(Beginning of Source passage)

Understanding AI’s Role in Healthcare: A Framework for Boards and CEOs

Aligning Board and Leadership Expectations

Healthcare providers face intense pressure to improve clinical outcomes, manage costs, and enhance patient and employee experiences. Increasingly, boards and executive teams are exploring artificial intelligence (AI) as a strategic lever to address these multifaceted challenges. Drawing on lessons from its engagements with diverse healthcare clients—from specialty practices to large integrated health systems—Avancer, a strategic advisory firm, helps leaders adapt their governance and leadership strategies to leverage AI’s potential effectively. This guidance encompasses prioritizing AI opportunities, framing associated risks, and pursuing key objectives such as cost containment, quality improvements, and developing new and expanded revenue streams. Given these pressures and possibilities, a clear, objective framework is essential for evaluating how AI can best integrate into an organization’s strategy, streamline operations, and strengthen its market position.

Translating AI’s promise into tangible results is not straightforward. While almost all healthcare providers deploy regulatory-approved AI solutions, they must still ensure safe and effective workflow use, maintain compliance with data privacy laws, provide clinical training and monitoring, offer technical support, manage ongoing maintenance and planned obsolescence (replacement), and address interoperability challenges. Success also hinges on organizational readiness, precise strategic alignment, and honest assessments of AI’s capabilities and what will be unknown limitations. By adopting a fact-based, informed approach—grounded in a real-world framework—boards and leadership can mitigate risks and ensure that AI investments deliver meaningful value over their lives.

Understanding AI in Healthcare

Even when licensing pre-built AI solutions, healthcare providers must understand the underlying data-driven techniques these tools use for prediction, classification, or insight generation. This understanding is crucial for safe use, effective deployment, long-term interoperability, and monitoring of the AI solution’s life. Each model type has distinct data requirements, validation needs, interpretability levels, maintainability (e.g., new ‘learnings’), and regulatory dependencies. Aligning the appropriate model with organizational objectives—such as enhancing revenue, improving clinical outcomes, or streamlining operations—maximizes AI's potential:

  • Supervised Learning Models: This method uses labeled data (where the desired output is already known) to train a model to predict or classify outcomes. The model learns the relationship between input features and the correct output. Examples include:

    • Detecting abnormalities in medical images (e.g., identifying cancerous tumors in X-rays or CT scans): The images are labeled by radiologists as "benign" or "malignant," and the model learns to distinguish between them.

    • Patient data (e.g., demographics, diagnoses, prior admissions, etc.) is used to predict the likelihood of a patient being readmitted within a specific timeframe.

    • Predicting patient risk scores for specific conditions (e.g., sepsis, heart failure) based on patient vitals, lab results, and medical history, the model predicts the likelihood of developing a specific condition.

  • Unsupervised Learning Models: This method works with unlabeled data, identifying patterns, structures, and groupings without prior knowledge of the desired output. Examples include:

    • Grouping patient populations based on similar characteristics (e.g., disease progression, treatment response) to identify subtypes of diseases or personalize treatment strategies.

    • Uncovering cost drivers in service lines by analyzing claims data to identify factors contributing to high costs, such as specific procedures, patient demographics, or geographic locations.

    • Identifying unusual patterns in patient data, such as unexpected spikes in hospital admissions or adverse drug events.

(End of Source passage)
(Beginning of Dataset extract)

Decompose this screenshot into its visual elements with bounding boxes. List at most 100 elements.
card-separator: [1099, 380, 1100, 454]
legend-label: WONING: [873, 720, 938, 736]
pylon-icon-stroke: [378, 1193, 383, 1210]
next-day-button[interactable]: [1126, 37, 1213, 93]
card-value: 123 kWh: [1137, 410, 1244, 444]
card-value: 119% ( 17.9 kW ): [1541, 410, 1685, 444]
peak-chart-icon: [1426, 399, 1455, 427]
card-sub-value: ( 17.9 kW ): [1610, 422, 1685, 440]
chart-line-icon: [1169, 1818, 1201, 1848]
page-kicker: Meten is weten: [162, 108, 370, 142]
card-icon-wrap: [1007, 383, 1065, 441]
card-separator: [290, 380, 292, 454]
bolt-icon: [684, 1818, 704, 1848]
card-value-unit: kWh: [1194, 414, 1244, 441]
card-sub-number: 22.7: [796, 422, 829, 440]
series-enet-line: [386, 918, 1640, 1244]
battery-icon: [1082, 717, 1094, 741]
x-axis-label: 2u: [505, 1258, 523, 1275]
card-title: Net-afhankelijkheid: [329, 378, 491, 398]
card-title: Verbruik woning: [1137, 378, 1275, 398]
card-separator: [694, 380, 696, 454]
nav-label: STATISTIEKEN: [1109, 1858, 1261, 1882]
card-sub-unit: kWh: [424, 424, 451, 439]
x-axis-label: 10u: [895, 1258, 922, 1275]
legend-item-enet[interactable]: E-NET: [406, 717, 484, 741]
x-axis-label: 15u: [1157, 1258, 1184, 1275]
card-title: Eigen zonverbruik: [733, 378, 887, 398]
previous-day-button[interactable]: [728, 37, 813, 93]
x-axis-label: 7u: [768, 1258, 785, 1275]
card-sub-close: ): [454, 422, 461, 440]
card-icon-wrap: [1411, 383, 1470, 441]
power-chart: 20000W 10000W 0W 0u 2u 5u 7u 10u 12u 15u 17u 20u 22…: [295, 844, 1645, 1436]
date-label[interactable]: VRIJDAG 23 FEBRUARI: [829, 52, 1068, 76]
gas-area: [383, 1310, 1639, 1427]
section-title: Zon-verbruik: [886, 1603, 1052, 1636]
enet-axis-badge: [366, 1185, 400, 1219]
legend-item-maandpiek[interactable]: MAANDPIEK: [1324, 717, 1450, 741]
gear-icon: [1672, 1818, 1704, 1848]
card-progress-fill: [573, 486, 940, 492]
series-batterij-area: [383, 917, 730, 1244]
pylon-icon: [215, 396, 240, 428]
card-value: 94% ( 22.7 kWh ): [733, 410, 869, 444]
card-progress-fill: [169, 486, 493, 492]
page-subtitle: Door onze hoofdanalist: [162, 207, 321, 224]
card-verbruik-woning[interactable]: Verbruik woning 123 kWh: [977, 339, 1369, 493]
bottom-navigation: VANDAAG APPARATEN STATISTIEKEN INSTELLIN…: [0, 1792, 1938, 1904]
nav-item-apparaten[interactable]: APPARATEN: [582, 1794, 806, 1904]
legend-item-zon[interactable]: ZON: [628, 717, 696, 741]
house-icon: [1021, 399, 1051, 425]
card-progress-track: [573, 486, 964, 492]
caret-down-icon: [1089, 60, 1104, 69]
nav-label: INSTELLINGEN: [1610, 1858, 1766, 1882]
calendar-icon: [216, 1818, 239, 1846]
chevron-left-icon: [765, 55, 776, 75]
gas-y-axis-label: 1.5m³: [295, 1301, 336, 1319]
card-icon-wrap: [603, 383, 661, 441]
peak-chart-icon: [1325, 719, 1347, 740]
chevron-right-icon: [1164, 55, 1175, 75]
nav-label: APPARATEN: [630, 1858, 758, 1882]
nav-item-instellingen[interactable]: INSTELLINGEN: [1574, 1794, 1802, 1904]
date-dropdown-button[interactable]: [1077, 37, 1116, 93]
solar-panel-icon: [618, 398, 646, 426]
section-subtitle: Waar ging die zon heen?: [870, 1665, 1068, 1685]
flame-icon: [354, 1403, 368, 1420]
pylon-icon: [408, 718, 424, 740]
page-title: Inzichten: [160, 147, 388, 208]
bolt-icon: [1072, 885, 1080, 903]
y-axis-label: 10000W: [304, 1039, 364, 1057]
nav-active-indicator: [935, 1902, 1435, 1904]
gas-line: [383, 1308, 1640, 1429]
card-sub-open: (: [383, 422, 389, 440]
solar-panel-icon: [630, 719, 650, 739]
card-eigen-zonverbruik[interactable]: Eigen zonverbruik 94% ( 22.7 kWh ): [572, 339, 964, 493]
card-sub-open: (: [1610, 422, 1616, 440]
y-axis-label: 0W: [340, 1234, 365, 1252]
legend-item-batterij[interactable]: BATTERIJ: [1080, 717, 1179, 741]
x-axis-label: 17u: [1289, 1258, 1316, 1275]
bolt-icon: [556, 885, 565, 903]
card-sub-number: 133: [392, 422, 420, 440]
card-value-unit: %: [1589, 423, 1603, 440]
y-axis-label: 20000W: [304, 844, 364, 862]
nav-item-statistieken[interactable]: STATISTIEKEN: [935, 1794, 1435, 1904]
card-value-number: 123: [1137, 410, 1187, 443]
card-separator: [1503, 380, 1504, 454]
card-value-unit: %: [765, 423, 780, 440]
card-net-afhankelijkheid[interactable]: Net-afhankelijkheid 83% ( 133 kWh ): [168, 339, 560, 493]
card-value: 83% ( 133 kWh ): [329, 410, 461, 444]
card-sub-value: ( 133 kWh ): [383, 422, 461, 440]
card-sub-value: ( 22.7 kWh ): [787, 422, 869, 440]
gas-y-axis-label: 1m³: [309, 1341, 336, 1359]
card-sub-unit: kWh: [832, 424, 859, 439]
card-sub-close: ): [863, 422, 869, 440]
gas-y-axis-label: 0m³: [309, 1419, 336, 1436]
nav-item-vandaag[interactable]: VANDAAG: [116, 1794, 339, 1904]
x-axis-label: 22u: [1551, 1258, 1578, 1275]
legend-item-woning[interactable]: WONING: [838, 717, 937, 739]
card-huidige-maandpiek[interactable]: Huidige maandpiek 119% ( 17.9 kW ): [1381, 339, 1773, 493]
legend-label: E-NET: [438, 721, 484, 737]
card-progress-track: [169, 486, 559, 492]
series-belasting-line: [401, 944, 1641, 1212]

(End of Dataset extract)

Could you continue the piece on AI in healthcare for boards and CEOs from the point where it stops?

= Reply to the task =
  • Natural Language Processing (NLP) and Large Language Models (LLMs): This model interprets text-based information (e.g., clinical notes, research literature, claims) to streamline documentation, highlight relevant guidelines, and reduce administrative burden. NLP is a field focused on enabling systems to understand and process human language. LLMs are a powerful form of NLP model capable of generating and understanding text at scale. Examples include:

    • Extracting key information from clinical notes by automatically identifying diagnoses, symptoms, medications, and other relevant details.

    • Providing concise summaries of scientific literature to help clinicians stay up-to-date.

    • Streamlining the process of obtaining insurance approval for procedures or medications.

    • Providing automated responses to patient inquiries and scheduling appointments. These tools can also optimize coding and billing.

  • Emerging AI Models: Advanced approaches like federated learning (enabling privacy-preserving model training on decentralized data), semi-supervised learning, advanced LLM-based conversational agents, reinforcement learning (potential for personalized treatment plans), and transfer learning offer future potential. However, broader adoption is likely further out due to evolving regulatory frameworks, the need for more robust clinical effectiveness evidence, and organizational readiness.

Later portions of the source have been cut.